## AIM OF THE EXERCISE
Take each line that has the word "girl" and return it.

## RECORDS FOR PROCESSING
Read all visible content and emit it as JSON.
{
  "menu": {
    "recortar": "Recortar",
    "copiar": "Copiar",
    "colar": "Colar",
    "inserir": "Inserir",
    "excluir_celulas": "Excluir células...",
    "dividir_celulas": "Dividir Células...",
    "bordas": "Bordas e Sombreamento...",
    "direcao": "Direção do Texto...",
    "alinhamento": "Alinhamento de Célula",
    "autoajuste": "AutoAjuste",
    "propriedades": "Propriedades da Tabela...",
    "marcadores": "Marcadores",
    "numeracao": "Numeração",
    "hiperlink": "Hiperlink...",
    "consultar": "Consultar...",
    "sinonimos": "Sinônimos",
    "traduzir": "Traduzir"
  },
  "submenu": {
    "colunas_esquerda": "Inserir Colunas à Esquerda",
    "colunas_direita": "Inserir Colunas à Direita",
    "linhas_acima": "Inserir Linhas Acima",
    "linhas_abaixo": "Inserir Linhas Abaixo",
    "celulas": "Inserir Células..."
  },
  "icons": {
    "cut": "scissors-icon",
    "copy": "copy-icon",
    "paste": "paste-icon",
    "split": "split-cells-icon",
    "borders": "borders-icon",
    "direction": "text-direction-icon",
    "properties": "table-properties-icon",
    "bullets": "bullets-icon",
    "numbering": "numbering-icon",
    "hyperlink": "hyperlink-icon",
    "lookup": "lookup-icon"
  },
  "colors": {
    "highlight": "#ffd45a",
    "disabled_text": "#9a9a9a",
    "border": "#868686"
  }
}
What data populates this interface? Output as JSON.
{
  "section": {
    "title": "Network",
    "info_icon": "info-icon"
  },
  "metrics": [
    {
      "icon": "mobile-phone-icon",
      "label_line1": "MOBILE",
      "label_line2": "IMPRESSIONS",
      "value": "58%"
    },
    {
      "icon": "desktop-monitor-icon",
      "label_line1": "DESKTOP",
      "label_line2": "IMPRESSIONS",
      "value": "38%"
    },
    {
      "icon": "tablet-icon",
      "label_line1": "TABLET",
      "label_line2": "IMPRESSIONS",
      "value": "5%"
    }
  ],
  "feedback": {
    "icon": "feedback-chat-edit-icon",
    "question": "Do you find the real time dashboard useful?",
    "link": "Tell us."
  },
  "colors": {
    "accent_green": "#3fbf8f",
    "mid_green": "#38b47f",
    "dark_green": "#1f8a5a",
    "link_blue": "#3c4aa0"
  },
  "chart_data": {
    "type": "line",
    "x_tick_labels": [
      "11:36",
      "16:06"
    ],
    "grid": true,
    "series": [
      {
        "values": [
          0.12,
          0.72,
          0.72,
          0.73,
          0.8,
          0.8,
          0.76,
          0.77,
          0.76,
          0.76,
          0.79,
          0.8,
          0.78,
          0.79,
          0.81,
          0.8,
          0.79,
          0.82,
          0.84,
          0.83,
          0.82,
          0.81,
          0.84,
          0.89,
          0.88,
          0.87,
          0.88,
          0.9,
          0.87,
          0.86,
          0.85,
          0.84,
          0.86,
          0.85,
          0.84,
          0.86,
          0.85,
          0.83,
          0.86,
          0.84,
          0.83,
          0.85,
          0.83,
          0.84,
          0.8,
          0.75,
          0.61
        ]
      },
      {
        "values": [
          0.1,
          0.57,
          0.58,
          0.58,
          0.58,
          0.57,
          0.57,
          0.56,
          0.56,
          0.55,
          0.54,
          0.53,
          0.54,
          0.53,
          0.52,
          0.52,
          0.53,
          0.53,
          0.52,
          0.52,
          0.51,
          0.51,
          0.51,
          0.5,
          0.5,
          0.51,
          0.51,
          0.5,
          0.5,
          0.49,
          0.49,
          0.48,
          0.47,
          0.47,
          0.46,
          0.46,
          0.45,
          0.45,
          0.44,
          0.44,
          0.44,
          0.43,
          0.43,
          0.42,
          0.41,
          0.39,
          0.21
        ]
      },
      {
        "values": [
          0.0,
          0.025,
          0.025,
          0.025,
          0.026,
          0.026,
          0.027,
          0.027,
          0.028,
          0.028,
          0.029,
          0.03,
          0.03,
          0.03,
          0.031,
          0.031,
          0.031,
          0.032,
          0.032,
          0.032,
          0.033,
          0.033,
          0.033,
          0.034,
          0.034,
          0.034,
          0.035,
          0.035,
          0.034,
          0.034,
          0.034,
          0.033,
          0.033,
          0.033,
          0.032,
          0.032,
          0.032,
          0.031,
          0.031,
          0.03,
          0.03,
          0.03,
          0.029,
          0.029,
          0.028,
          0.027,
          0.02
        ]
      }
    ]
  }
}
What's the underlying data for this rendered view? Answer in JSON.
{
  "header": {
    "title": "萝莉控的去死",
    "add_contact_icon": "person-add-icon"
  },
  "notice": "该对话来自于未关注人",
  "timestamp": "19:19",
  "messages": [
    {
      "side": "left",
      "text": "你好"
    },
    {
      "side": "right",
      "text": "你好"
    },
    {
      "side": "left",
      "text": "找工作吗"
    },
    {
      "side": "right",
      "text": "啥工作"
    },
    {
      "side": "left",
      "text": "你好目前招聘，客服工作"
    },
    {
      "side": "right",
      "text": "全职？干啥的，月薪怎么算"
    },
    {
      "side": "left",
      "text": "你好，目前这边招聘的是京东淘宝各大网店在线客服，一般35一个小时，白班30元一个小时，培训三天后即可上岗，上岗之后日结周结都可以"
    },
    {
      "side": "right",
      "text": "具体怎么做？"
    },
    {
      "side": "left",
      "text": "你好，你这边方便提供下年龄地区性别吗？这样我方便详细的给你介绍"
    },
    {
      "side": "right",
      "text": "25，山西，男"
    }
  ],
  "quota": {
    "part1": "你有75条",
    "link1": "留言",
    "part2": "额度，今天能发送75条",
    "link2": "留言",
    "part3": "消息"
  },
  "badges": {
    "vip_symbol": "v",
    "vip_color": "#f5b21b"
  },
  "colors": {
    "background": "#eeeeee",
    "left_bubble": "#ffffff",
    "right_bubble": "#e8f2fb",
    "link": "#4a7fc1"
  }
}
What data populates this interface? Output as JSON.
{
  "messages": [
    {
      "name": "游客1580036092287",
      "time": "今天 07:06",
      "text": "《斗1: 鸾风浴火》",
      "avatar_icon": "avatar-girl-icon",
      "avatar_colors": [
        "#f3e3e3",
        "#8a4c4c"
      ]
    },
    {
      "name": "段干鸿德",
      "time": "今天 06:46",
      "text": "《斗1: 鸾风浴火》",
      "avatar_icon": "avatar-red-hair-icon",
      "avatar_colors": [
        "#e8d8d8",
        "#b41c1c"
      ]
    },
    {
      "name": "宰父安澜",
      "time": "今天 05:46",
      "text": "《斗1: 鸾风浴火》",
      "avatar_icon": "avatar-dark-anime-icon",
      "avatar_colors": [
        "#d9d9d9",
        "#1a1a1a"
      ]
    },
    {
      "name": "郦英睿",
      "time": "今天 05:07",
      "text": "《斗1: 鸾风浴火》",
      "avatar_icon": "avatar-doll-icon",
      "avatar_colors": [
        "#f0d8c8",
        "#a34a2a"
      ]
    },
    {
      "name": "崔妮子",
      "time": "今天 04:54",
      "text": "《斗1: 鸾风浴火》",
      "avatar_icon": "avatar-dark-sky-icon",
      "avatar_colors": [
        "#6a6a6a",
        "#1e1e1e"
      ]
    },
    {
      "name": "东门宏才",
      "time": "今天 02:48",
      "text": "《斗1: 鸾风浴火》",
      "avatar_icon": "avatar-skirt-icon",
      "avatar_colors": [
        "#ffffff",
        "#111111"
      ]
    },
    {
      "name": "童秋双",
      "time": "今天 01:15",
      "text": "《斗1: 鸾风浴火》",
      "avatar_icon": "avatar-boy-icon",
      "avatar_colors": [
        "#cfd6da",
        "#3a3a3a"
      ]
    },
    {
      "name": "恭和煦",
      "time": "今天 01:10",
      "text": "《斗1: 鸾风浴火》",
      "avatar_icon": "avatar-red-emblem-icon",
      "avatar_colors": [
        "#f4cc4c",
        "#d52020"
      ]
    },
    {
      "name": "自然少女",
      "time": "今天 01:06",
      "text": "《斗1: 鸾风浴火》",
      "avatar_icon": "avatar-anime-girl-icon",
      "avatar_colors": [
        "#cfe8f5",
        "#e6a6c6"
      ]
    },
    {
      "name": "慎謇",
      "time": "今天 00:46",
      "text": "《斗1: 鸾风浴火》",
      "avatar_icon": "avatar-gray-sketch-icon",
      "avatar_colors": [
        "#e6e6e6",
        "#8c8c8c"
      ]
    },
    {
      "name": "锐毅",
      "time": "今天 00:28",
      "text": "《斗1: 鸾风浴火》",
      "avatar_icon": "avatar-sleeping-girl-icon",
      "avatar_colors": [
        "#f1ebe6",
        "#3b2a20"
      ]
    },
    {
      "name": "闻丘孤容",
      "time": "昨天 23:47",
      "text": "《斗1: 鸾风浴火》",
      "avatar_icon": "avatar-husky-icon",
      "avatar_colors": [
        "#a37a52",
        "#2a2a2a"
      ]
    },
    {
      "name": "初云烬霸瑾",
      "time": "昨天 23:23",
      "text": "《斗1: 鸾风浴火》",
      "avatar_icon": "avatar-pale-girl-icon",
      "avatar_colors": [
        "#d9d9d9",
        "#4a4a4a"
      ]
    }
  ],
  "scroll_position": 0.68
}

## RESPONSE FOR THIS EXERCISE
      "avatar_icon": "avatar-girl-icon",
      "avatar_icon": "avatar-anime-girl-icon",
      "avatar_icon": "avatar-sleeping-girl-icon",
      "avatar_icon": "avatar-pale-girl-icon",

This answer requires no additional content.